## Extracted records
::::::::::

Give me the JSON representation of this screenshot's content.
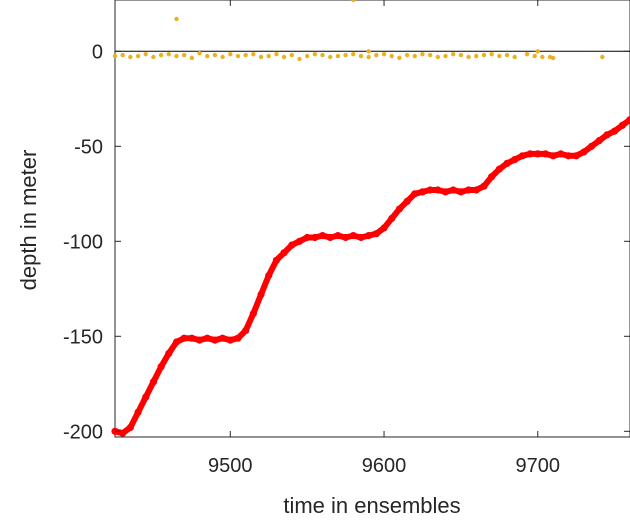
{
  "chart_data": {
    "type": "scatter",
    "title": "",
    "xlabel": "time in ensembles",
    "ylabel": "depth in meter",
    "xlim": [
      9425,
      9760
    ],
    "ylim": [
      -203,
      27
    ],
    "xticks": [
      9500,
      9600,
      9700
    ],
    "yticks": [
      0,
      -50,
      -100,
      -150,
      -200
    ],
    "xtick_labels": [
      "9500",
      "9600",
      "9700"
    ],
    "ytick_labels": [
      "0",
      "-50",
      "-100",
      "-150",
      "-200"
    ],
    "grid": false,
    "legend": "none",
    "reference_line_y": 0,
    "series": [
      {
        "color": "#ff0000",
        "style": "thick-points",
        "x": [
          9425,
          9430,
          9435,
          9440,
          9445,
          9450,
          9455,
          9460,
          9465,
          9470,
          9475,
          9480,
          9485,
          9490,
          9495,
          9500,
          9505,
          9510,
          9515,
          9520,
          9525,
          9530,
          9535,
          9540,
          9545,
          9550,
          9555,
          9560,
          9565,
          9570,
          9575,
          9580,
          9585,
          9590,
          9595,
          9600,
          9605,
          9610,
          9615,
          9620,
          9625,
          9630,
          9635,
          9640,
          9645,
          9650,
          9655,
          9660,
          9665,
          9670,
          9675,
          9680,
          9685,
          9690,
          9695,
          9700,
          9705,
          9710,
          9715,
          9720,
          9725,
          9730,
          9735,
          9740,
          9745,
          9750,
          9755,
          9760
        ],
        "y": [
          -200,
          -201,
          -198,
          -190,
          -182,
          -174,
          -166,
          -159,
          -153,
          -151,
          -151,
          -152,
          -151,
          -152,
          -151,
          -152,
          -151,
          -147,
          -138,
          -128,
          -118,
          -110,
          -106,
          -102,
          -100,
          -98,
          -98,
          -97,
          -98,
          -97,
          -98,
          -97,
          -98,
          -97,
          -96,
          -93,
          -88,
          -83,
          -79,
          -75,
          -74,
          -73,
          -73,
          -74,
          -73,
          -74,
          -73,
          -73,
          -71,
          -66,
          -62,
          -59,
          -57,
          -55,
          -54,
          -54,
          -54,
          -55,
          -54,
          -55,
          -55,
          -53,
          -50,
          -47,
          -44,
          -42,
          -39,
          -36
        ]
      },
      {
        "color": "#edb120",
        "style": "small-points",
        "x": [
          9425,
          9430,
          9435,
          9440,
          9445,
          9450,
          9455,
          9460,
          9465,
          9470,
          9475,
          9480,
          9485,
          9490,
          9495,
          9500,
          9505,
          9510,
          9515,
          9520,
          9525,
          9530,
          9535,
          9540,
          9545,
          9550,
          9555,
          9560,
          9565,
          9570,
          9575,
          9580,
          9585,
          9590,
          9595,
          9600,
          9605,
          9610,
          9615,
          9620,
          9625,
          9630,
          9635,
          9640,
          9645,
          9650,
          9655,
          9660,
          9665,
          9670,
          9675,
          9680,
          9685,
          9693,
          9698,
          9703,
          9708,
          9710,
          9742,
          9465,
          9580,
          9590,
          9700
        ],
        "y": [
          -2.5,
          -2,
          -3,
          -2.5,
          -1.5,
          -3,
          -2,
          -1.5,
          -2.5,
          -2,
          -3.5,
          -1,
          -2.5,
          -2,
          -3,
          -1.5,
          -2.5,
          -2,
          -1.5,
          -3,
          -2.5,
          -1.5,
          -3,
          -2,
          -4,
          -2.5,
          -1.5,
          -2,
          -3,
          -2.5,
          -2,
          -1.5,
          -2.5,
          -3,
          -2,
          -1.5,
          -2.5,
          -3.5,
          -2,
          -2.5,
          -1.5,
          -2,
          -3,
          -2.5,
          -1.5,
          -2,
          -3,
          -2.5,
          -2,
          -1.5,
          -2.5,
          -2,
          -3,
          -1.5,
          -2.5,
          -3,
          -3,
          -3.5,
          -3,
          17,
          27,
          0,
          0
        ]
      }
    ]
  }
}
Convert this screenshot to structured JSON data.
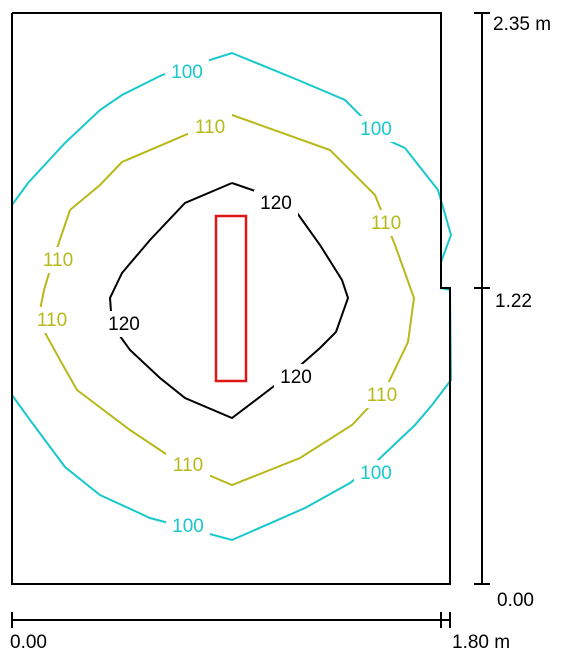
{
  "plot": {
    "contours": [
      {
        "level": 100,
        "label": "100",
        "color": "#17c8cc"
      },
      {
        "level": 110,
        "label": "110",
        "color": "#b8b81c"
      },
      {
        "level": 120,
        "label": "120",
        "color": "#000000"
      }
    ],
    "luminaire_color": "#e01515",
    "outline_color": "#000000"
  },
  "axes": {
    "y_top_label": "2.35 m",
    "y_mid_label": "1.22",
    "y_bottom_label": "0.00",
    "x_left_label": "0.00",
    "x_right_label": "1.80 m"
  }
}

::::::::::

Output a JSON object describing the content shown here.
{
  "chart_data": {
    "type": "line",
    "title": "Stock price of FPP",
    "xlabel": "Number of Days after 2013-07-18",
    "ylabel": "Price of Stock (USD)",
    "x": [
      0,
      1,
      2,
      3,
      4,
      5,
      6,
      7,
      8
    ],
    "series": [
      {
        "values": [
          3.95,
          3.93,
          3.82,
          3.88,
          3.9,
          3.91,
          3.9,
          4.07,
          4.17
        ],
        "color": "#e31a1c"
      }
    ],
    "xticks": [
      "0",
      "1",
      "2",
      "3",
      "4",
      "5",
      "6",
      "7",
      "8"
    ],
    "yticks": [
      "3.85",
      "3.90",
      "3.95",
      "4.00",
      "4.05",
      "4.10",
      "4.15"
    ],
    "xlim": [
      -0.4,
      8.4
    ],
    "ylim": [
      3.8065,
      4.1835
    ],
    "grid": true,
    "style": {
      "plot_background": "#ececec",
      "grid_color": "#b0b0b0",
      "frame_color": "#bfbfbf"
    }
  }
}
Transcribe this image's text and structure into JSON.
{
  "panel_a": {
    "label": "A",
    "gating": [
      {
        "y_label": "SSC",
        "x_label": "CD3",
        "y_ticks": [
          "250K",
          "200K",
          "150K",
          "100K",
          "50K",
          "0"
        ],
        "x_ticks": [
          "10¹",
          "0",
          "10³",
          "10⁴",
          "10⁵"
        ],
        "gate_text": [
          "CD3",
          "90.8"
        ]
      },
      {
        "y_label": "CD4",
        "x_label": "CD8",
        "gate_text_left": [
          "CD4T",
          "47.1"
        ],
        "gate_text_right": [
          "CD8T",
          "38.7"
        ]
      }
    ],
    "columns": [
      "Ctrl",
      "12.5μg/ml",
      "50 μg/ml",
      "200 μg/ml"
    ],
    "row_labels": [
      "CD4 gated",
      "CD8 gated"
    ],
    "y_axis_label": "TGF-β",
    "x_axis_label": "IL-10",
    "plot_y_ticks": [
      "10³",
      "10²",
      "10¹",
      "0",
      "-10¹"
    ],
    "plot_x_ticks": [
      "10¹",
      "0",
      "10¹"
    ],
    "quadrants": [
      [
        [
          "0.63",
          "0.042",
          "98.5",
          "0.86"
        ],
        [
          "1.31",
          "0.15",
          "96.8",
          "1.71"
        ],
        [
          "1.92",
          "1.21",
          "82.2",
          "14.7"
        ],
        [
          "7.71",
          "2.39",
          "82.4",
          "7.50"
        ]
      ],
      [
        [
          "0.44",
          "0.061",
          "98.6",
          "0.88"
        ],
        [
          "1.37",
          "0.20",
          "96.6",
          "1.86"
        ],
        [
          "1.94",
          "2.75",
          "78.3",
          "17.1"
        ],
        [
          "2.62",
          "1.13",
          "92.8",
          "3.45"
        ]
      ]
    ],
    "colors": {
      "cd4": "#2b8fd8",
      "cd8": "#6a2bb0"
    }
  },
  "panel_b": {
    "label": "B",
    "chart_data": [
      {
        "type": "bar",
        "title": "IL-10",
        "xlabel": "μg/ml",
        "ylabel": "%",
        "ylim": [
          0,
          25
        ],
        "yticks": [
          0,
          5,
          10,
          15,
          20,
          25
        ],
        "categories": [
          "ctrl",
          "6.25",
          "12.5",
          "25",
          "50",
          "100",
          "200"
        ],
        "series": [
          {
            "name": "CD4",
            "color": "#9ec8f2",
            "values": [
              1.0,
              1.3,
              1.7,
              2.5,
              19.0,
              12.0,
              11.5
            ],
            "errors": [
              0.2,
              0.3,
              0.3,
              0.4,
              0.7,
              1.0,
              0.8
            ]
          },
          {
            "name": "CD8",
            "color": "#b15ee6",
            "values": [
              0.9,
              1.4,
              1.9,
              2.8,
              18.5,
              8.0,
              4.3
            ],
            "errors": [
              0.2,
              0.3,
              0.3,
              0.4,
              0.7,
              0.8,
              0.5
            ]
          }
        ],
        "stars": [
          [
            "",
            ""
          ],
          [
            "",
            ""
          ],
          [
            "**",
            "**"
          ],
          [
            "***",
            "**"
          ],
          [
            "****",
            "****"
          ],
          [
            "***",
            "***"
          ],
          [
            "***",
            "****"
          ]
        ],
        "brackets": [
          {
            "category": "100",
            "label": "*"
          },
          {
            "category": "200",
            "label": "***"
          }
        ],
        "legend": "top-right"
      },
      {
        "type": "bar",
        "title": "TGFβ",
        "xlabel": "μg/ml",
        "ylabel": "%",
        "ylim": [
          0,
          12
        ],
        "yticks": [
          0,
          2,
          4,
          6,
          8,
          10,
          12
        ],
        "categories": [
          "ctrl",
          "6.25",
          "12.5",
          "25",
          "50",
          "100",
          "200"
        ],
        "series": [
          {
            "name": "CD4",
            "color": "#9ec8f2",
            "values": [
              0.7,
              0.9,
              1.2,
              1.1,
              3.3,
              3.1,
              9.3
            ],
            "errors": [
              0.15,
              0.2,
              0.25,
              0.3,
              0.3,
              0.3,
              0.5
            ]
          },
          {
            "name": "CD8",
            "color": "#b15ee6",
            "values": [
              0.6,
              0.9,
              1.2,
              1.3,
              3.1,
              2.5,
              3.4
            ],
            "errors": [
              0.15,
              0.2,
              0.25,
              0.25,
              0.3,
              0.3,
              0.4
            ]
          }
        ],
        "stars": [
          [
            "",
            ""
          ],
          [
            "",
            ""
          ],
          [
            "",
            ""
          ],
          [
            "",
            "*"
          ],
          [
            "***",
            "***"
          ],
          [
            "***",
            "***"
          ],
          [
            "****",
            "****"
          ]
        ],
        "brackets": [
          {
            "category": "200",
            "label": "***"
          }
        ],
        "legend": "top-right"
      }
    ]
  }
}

::::::::::

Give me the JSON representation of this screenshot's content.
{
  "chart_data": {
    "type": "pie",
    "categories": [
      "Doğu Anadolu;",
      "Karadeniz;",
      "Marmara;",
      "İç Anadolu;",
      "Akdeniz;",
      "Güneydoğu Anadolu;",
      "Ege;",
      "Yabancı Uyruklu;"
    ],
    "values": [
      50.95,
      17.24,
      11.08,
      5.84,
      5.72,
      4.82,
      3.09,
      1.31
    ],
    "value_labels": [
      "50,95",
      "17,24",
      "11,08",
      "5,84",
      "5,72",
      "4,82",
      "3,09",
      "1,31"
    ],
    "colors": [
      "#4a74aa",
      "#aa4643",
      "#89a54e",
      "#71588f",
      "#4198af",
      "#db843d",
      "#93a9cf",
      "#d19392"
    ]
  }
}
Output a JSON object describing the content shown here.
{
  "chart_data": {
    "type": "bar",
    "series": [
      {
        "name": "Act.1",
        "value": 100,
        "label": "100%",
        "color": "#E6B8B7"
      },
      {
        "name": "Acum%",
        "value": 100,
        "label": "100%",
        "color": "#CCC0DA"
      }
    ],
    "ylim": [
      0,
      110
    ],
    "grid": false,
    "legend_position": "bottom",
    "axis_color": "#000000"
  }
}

::::::::::

## What is expected
Looking at the records above, report how many lines contain the word "title". Answer with the number only.

## Completed exercise
4